- **Goal**: Using the data below, repeat all of it precisely.

** BEGIN Data provided **

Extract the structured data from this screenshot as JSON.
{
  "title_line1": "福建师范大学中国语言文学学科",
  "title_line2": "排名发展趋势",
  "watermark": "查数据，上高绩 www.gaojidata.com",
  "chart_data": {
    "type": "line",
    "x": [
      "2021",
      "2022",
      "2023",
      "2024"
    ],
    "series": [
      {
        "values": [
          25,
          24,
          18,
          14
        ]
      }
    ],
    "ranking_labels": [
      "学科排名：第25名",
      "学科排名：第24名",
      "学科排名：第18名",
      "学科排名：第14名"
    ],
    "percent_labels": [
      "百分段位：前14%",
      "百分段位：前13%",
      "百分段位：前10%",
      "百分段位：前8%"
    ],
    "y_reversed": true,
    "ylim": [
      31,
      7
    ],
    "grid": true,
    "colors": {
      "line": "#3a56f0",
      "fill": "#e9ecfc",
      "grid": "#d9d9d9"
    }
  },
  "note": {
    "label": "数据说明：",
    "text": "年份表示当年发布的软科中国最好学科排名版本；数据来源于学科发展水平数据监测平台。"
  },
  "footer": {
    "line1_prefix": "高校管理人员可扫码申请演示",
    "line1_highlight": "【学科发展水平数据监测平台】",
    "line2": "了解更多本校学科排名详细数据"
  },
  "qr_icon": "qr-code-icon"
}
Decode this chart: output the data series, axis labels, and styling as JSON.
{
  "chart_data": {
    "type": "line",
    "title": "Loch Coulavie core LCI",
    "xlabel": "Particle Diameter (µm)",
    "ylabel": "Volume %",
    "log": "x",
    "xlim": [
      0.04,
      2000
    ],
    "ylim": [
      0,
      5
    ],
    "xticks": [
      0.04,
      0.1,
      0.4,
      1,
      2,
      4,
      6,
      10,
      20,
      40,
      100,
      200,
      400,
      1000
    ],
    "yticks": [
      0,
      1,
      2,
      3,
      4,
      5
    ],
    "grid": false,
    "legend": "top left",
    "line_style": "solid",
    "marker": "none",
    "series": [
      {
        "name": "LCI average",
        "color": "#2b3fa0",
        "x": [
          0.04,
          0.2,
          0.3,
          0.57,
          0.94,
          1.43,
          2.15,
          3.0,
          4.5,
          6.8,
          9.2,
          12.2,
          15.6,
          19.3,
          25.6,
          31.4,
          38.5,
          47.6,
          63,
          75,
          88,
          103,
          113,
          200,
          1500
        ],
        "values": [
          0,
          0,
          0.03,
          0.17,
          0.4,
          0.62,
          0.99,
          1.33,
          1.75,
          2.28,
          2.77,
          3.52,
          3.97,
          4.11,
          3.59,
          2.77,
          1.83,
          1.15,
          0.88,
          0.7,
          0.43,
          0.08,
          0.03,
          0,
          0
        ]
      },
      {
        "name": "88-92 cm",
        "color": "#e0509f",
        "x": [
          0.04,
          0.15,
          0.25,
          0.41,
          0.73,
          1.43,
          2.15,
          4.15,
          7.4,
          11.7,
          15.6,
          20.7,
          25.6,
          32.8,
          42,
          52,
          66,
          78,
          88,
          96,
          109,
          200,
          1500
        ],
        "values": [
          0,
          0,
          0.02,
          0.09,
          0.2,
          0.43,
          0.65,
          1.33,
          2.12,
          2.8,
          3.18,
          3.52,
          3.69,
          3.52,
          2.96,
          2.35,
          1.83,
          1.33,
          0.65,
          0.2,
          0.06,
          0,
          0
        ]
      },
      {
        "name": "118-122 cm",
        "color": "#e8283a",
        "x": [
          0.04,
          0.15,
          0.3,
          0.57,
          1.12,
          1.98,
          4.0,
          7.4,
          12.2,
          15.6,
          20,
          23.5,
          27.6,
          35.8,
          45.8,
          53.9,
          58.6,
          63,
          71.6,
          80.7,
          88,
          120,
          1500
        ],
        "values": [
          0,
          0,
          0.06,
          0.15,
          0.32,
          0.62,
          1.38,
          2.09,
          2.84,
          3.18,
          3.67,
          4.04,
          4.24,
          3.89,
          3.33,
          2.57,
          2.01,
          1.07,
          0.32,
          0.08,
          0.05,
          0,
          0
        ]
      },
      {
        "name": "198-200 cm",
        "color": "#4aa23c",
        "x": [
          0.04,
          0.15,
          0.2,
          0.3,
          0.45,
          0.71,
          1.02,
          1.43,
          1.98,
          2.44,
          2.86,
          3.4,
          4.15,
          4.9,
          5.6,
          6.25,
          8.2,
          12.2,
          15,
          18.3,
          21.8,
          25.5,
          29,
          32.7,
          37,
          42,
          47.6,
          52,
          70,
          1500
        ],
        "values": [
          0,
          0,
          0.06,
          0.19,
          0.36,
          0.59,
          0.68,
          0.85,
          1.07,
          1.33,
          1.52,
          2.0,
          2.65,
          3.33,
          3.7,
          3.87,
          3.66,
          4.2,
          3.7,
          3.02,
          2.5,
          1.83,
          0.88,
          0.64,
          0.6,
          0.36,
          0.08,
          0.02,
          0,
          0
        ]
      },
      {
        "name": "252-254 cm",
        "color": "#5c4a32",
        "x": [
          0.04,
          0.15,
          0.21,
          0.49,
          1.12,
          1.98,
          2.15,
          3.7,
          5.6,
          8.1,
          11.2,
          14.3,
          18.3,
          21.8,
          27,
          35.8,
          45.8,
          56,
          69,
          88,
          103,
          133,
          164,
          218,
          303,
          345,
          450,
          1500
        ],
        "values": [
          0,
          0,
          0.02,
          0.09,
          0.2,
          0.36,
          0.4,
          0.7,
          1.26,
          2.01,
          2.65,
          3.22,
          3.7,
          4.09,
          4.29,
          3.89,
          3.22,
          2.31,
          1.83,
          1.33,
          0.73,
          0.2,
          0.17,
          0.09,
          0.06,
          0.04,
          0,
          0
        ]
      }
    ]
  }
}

** END Data provided **

- **Output**:
Extract the structured data from this screenshot as JSON.
{
  "title_line1": "福建师范大学中国语言文学学科",
  "title_line2": "排名发展趋势",
  "watermark": "查数据，上高绩 www.gaojidata.com",
  "chart_data": {
    "type": "line",
    "x": [
      "2021",
      "2022",
      "2023",
      "2024"
    ],
    "series": [
      {
        "values": [
          25,
          24,
          18,
          14
        ]
      }
    ],
    "ranking_labels": [
      "学科排名：第25名",
      "学科排名：第24名",
      "学科排名：第18名",
      "学科排名：第14名"
    ],
    "percent_labels": [
      "百分段位：前14%",
      "百分段位：前13%",
      "百分段位：前10%",
      "百分段位：前8%"
    ],
    "y_reversed": true,
    "ylim": [
      31,
      7
    ],
    "grid": true,
    "colors": {
      "line": "#3a56f0",
      "fill": "#e9ecfc",
      "grid": "#d9d9d9"
    }
  },
  "note": {
    "label": "数据说明：",
    "text": "年份表示当年发布的软科中国最好学科排名版本；数据来源于学科发展水平数据监测平台。"
  },
  "footer": {
    "line1_prefix": "高校管理人员可扫码申请演示",
    "line1_highlight": "【学科发展水平数据监测平台】",
    "line2": "了解更多本校学科排名详细数据"
  },
  "qr_icon": "qr-code-icon"
}
Decode this chart: output the data series, axis labels, and styling as JSON.
{
  "chart_data": {
    "type": "line",
    "title": "Loch Coulavie core LCI",
    "xlabel": "Particle Diameter (µm)",
    "ylabel": "Volume %",
    "log": "x",
    "xlim": [
      0.04,
      2000
    ],
    "ylim": [
      0,
      5
    ],
    "xticks": [
      0.04,
      0.1,
      0.4,
      1,
      2,
      4,
      6,
      10,
      20,
      40,
      100,
      200,
      400,
      1000
    ],
    "yticks": [
      0,
      1,
      2,
      3,
      4,
      5
    ],
    "grid": false,
    "legend": "top left",
    "line_style": "solid",
    "marker": "none",
    "series": [
      {
        "name": "LCI average",
        "color": "#2b3fa0",
        "x": [
          0.04,
          0.2,
          0.3,
          0.57,
          0.94,
          1.43,
          2.15,
          3.0,
          4.5,
          6.8,
          9.2,
          12.2,
          15.6,
          19.3,
          25.6,
          31.4,
          38.5,
          47.6,
          63,
          75,
          88,
          103,
          113,
          200,
          1500
        ],
        "values": [
          0,
          0,
          0.03,
          0.17,
          0.4,
          0.62,
          0.99,
          1.33,
          1.75,
          2.28,
          2.77,
          3.52,
          3.97,
          4.11,
          3.59,
          2.77,
          1.83,
          1.15,
          0.88,
          0.7,
          0.43,
          0.08,
          0.03,
          0,
          0
        ]
      },
      {
        "name": "88-92 cm",
        "color": "#e0509f",
        "x": [
          0.04,
          0.15,
          0.25,
          0.41,
          0.73,
          1.43,
          2.15,
          4.15,
          7.4,
          11.7,
          15.6,
          20.7,
          25.6,
          32.8,
          42,
          52,
          66,
          78,
          88,
          96,
          109,
          200,
          1500
        ],
        "values": [
          0,
          0,
          0.02,
          0.09,
          0.2,
          0.43,
          0.65,
          1.33,
          2.12,
          2.8,
          3.18,
          3.52,
          3.69,
          3.52,
          2.96,
          2.35,
          1.83,
          1.33,
          0.65,
          0.2,
          0.06,
          0,
          0
        ]
      },
      {
        "name": "118-122 cm",
        "color": "#e8283a",
        "x": [
          0.04,
          0.15,
          0.3,
          0.57,
          1.12,
          1.98,
          4.0,
          7.4,
          12.2,
          15.6,
          20,
          23.5,
          27.6,
          35.8,
          45.8,
          53.9,
          58.6,
          63,
          71.6,
          80.7,
          88,
          120,
          1500
        ],
        "values": [
          0,
          0,
          0.06,
          0.15,
          0.32,
          0.62,
          1.38,
          2.09,
          2.84,
          3.18,
          3.67,
          4.04,
          4.24,
          3.89,
          3.33,
          2.57,
          2.01,
          1.07,
          0.32,
          0.08,
          0.05,
          0,
          0
        ]
      },
      {
        "name": "198-200 cm",
        "color": "#4aa23c",
        "x": [
          0.04,
          0.15,
          0.2,
          0.3,
          0.45,
          0.71,
          1.02,
          1.43,
          1.98,
          2.44,
          2.86,
          3.4,
          4.15,
          4.9,
          5.6,
          6.25,
          8.2,
          12.2,
          15,
          18.3,
          21.8,
          25.5,
          29,
          32.7,
          37,
          42,
          47.6,
          52,
          70,
          1500
        ],
        "values": [
          0,
          0,
          0.06,
          0.19,
          0.36,
          0.59,
          0.68,
          0.85,
          1.07,
          1.33,
          1.52,
          2.0,
          2.65,
          3.33,
          3.7,
          3.87,
          3.66,
          4.2,
          3.7,
          3.02,
          2.5,
          1.83,
          0.88,
          0.64,
          0.6,
          0.36,
          0.08,
          0.02,
          0,
          0
        ]
      },
      {
        "name": "252-254 cm",
        "color": "#5c4a32",
        "x": [
          0.04,
          0.15,
          0.21,
          0.49,
          1.12,
          1.98,
          2.15,
          3.7,
          5.6,
          8.1,
          11.2,
          14.3,
          18.3,
          21.8,
          27,
          35.8,
          45.8,
          56,
          69,
          88,
          103,
          133,
          164,
          218,
          303,
          345,
          450,
          1500
        ],
        "values": [
          0,
          0,
          0.02,
          0.09,
          0.2,
          0.36,
          0.4,
          0.7,
          1.26,
          2.01,
          2.65,
          3.22,
          3.7,
          4.09,
          4.29,
          3.89,
          3.22,
          2.31,
          1.83,
          1.33,
          0.73,
          0.2,
          0.17,
          0.09,
          0.06,
          0.04,
          0,
          0
        ]
      }
    ]
  }
}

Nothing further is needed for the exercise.